**Written task:** From the entries below, extract every line that includes the word "Contact".

**Task material:**
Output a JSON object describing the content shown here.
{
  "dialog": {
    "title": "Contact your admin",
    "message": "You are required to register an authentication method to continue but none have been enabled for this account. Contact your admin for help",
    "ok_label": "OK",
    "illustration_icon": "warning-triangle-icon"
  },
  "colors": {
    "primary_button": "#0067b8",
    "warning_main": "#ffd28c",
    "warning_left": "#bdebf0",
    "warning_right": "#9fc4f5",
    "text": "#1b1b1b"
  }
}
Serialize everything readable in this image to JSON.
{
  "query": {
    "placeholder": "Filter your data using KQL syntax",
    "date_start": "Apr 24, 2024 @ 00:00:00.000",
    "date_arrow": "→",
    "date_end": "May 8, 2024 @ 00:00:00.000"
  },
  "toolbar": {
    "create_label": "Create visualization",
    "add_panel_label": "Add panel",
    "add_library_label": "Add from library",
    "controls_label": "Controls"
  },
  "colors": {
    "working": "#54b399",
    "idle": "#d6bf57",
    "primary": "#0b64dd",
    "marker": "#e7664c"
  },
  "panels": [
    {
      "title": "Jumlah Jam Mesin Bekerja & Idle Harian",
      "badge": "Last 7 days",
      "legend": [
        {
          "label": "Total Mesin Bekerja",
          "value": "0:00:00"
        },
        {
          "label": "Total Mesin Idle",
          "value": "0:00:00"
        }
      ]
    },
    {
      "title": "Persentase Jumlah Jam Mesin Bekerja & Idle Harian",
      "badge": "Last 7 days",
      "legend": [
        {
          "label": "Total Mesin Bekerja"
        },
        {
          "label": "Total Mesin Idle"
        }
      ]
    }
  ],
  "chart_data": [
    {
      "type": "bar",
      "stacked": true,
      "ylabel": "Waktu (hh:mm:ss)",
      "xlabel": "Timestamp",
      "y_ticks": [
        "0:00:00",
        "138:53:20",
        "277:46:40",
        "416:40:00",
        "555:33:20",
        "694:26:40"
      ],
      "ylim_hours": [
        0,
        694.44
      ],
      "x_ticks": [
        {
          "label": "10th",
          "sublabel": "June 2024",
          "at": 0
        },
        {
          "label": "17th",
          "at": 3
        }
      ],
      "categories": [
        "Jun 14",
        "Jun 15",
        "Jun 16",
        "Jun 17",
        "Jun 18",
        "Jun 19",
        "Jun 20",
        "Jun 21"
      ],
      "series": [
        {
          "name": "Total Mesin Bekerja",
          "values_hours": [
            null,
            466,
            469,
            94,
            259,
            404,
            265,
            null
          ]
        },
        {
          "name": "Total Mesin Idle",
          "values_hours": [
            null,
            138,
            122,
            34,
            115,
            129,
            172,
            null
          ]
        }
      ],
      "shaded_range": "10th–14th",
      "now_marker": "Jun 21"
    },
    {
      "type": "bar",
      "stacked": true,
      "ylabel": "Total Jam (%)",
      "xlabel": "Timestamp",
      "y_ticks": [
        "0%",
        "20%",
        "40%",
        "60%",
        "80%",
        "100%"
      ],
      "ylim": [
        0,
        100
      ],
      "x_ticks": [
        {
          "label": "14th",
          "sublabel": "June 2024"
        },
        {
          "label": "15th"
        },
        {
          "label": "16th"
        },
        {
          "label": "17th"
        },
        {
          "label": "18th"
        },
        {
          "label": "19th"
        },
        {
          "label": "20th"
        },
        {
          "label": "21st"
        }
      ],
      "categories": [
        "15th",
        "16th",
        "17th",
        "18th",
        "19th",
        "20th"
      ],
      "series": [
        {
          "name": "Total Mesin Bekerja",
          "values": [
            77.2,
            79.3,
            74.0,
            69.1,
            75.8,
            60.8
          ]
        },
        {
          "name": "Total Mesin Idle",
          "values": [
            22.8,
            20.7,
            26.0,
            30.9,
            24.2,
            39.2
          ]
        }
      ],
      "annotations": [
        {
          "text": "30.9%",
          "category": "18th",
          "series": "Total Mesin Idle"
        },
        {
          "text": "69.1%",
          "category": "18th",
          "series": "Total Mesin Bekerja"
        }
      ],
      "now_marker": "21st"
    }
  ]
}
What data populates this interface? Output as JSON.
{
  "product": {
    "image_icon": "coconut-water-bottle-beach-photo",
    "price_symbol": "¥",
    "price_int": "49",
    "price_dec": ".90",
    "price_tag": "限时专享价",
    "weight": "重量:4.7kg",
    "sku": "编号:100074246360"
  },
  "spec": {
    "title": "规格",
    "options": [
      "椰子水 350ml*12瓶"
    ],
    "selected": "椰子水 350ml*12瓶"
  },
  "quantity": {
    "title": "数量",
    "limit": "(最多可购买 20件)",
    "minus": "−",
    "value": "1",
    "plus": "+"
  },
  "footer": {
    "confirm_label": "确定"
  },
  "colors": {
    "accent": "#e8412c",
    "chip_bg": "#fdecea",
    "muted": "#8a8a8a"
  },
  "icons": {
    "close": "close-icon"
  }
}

**Expected answer:**
    "title": "Contact your admin",
    "message": "You are required to register an authentication method to continue but none have been enabled for this account. Contact your admin for help",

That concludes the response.